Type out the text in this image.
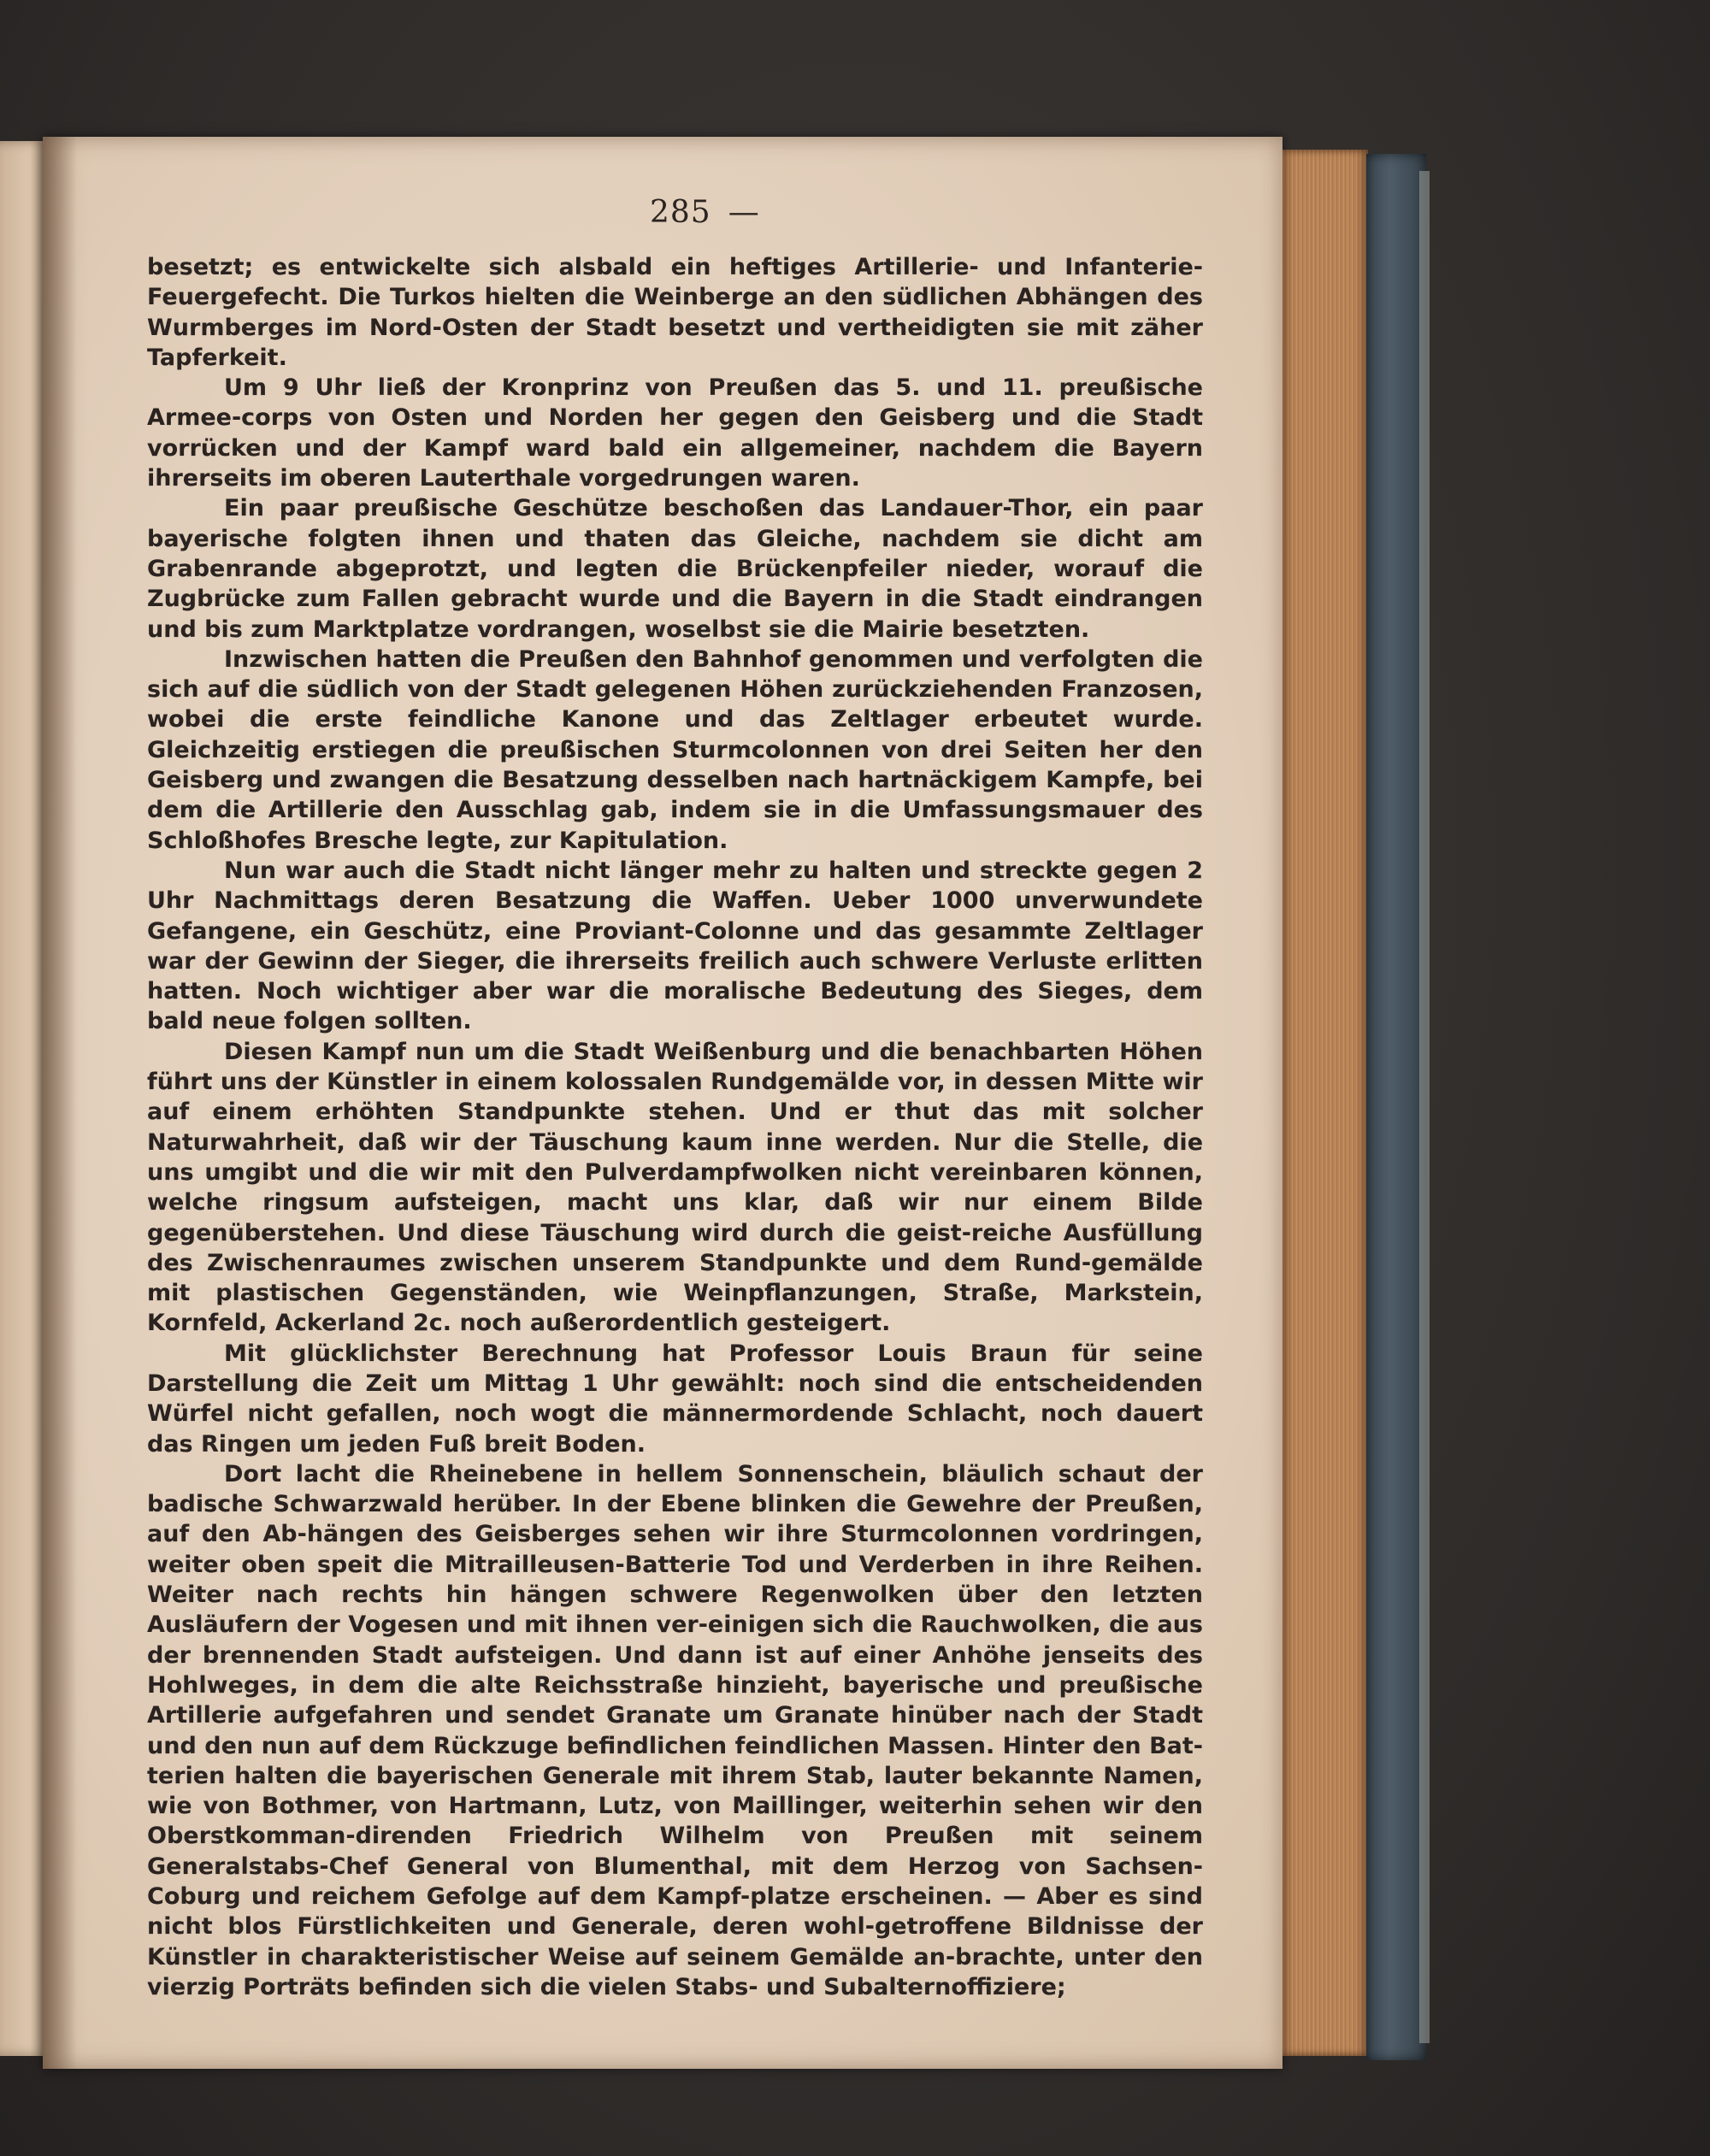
285 —

besetzt; es entwickelte sich alsbald ein heftiges Artillerie- und Infanterie-Feuergefecht. Die Turkos hielten die Weinberge an den südlichen Abhängen des Wurmberges im Nord-Osten der Stadt besetzt und vertheidigten sie mit zäher Tapferkeit.

Um 9 Uhr ließ der Kronprinz von Preußen das 5. und 11. preußische Armee-corps von Osten und Norden her gegen den Geisberg und die Stadt vorrücken und der Kampf ward bald ein allgemeiner, nachdem die Bayern ihrerseits im oberen Lauterthale vorgedrungen waren.

Ein paar preußische Geschütze beschoßen das Landauer-Thor, ein paar bayerische folgten ihnen und thaten das Gleiche, nachdem sie dicht am Grabenrande abgeprotzt, und legten die Brückenpfeiler nieder, worauf die Zugbrücke zum Fallen gebracht wurde und die Bayern in die Stadt eindrangen und bis zum Marktplatze vordrangen, woselbst sie die Mairie besetzten.

Inzwischen hatten die Preußen den Bahnhof genommen und verfolgten die sich auf die südlich von der Stadt gelegenen Höhen zurückziehenden Franzosen, wobei die erste feindliche Kanone und das Zeltlager erbeutet wurde. Gleichzeitig erstiegen die preußischen Sturmcolonnen von drei Seiten her den Geisberg und zwangen die Besatzung desselben nach hartnäckigem Kampfe, bei dem die Artillerie den Ausschlag gab, indem sie in die Umfassungsmauer des Schloßhofes Bresche legte, zur Kapitulation.

Nun war auch die Stadt nicht länger mehr zu halten und streckte gegen 2 Uhr Nachmittags deren Besatzung die Waffen. Ueber 1000 unverwundete Gefangene, ein Geschütz, eine Proviant-Colonne und das gesammte Zeltlager war der Gewinn der Sieger, die ihrerseits freilich auch schwere Verluste erlitten hatten. Noch wichtiger aber war die moralische Bedeutung des Sieges, dem bald neue folgen sollten.

Diesen Kampf nun um die Stadt Weißenburg und die benachbarten Höhen führt uns der Künstler in einem kolossalen Rundgemälde vor, in dessen Mitte wir auf einem erhöhten Standpunkte stehen. Und er thut das mit solcher Naturwahrheit, daß wir der Täuschung kaum inne werden. Nur die Stelle, die uns umgibt und die wir mit den Pulverdampfwolken nicht vereinbaren können, welche ringsum aufsteigen, macht uns klar, daß wir nur einem Bilde gegenüberstehen. Und diese Täuschung wird durch die geist-reiche Ausfüllung des Zwischenraumes zwischen unserem Standpunkte und dem Rund-gemälde mit plastischen Gegenständen, wie Weinpflanzungen, Straße, Markstein, Kornfeld, Ackerland 2c. noch außerordentlich gesteigert.

Mit glücklichster Berechnung hat Professor Louis Braun für seine Darstellung die Zeit um Mittag 1 Uhr gewählt: noch sind die entscheidenden Würfel nicht gefallen, noch wogt die männermordende Schlacht, noch dauert das Ringen um jeden Fuß breit Boden.

Dort lacht die Rheinebene in hellem Sonnenschein, bläulich schaut der badische Schwarzwald herüber. In der Ebene blinken die Gewehre der Preußen, auf den Ab-hängen des Geisberges sehen wir ihre Sturmcolonnen vordringen, weiter oben speit die Mitrailleusen-Batterie Tod und Verderben in ihre Reihen. Weiter nach rechts hin hängen schwere Regenwolken über den letzten Ausläufern der Vogesen und mit ihnen ver-einigen sich die Rauchwolken, die aus der brennenden Stadt aufsteigen. Und dann ist auf einer Anhöhe jenseits des Hohlweges, in dem die alte Reichsstraße hinzieht, bayerische und preußische Artillerie aufgefahren und sendet Granate um Granate hinüber nach der Stadt und den nun auf dem Rückzuge befindlichen feindlichen Massen. Hinter den Bat-terien halten die bayerischen Generale mit ihrem Stab, lauter bekannte Namen, wie von Bothmer, von Hartmann, Lutz, von Maillinger, weiterhin sehen wir den Oberstkomman-direnden Friedrich Wilhelm von Preußen mit seinem Generalstabs-Chef General von Blumenthal, mit dem Herzog von Sachsen-Coburg und reichem Gefolge auf dem Kampf-platze erscheinen. — Aber es sind nicht blos Fürstlichkeiten und Generale, deren wohl-getroffene Bildnisse der Künstler in charakteristischer Weise auf seinem Gemälde an-brachte, unter den vierzig Porträts befinden sich die vielen Stabs- und Subalternoffiziere;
----
* TRY IT *
The answer is the whole listing retyped exactly, with pictures omitted.

* WRITTEN RESPONSE *
Type out the text in this image.
285 —

besetzt; es entwickelte sich alsbald ein heftiges Artillerie- und Infanterie-Feuergefecht. Die Turkos hielten die Weinberge an den südlichen Abhängen des Wurmberges im Nord-Osten der Stadt besetzt und vertheidigten sie mit zäher Tapferkeit.

Um 9 Uhr ließ der Kronprinz von Preußen das 5. und 11. preußische Armee-corps von Osten und Norden her gegen den Geisberg und die Stadt vorrücken und der Kampf ward bald ein allgemeiner, nachdem die Bayern ihrerseits im oberen Lauterthale vorgedrungen waren.

Ein paar preußische Geschütze beschoßen das Landauer-Thor, ein paar bayerische folgten ihnen und thaten das Gleiche, nachdem sie dicht am Grabenrande abgeprotzt, und legten die Brückenpfeiler nieder, worauf die Zugbrücke zum Fallen gebracht wurde und die Bayern in die Stadt eindrangen und bis zum Marktplatze vordrangen, woselbst sie die Mairie besetzten.

Inzwischen hatten die Preußen den Bahnhof genommen und verfolgten die sich auf die südlich von der Stadt gelegenen Höhen zurückziehenden Franzosen, wobei die erste feindliche Kanone und das Zeltlager erbeutet wurde. Gleichzeitig erstiegen die preußischen Sturmcolonnen von drei Seiten her den Geisberg und zwangen die Besatzung desselben nach hartnäckigem Kampfe, bei dem die Artillerie den Ausschlag gab, indem sie in die Umfassungsmauer des Schloßhofes Bresche legte, zur Kapitulation.

Nun war auch die Stadt nicht länger mehr zu halten und streckte gegen 2 Uhr Nachmittags deren Besatzung die Waffen. Ueber 1000 unverwundete Gefangene, ein Geschütz, eine Proviant-Colonne und das gesammte Zeltlager war der Gewinn der Sieger, die ihrerseits freilich auch schwere Verluste erlitten hatten. Noch wichtiger aber war die moralische Bedeutung des Sieges, dem bald neue folgen sollten.

Diesen Kampf nun um die Stadt Weißenburg und die benachbarten Höhen führt uns der Künstler in einem kolossalen Rundgemälde vor, in dessen Mitte wir auf einem erhöhten Standpunkte stehen. Und er thut das mit solcher Naturwahrheit, daß wir der Täuschung kaum inne werden. Nur die Stelle, die uns umgibt und die wir mit den Pulverdampfwolken nicht vereinbaren können, welche ringsum aufsteigen, macht uns klar, daß wir nur einem Bilde gegenüberstehen. Und diese Täuschung wird durch die geist-reiche Ausfüllung des Zwischenraumes zwischen unserem Standpunkte und dem Rund-gemälde mit plastischen Gegenständen, wie Weinpflanzungen, Straße, Markstein, Kornfeld, Ackerland 2c. noch außerordentlich gesteigert.

Mit glücklichster Berechnung hat Professor Louis Braun für seine Darstellung die Zeit um Mittag 1 Uhr gewählt: noch sind die entscheidenden Würfel nicht gefallen, noch wogt die männermordende Schlacht, noch dauert das Ringen um jeden Fuß breit Boden.

Dort lacht die Rheinebene in hellem Sonnenschein, bläulich schaut der badische Schwarzwald herüber. In der Ebene blinken die Gewehre der Preußen, auf den Ab-hängen des Geisberges sehen wir ihre Sturmcolonnen vordringen, weiter oben speit die Mitrailleusen-Batterie Tod und Verderben in ihre Reihen. Weiter nach rechts hin hängen schwere Regenwolken über den letzten Ausläufern der Vogesen und mit ihnen ver-einigen sich die Rauchwolken, die aus der brennenden Stadt aufsteigen. Und dann ist auf einer Anhöhe jenseits des Hohlweges, in dem die alte Reichsstraße hinzieht, bayerische und preußische Artillerie aufgefahren und sendet Granate um Granate hinüber nach der Stadt und den nun auf dem Rückzuge befindlichen feindlichen Massen. Hinter den Bat-terien halten die bayerischen Generale mit ihrem Stab, lauter bekannte Namen, wie von Bothmer, von Hartmann, Lutz, von Maillinger, weiterhin sehen wir den Oberstkomman-direnden Friedrich Wilhelm von Preußen mit seinem Generalstabs-Chef General von Blumenthal, mit dem Herzog von Sachsen-Coburg und reichem Gefolge auf dem Kampf-platze erscheinen. — Aber es sind nicht blos Fürstlichkeiten und Generale, deren wohl-getroffene Bildnisse der Künstler in charakteristischer Weise auf seinem Gemälde an-brachte, unter den vierzig Porträts befinden sich die vielen Stabs- und Subalternoffiziere;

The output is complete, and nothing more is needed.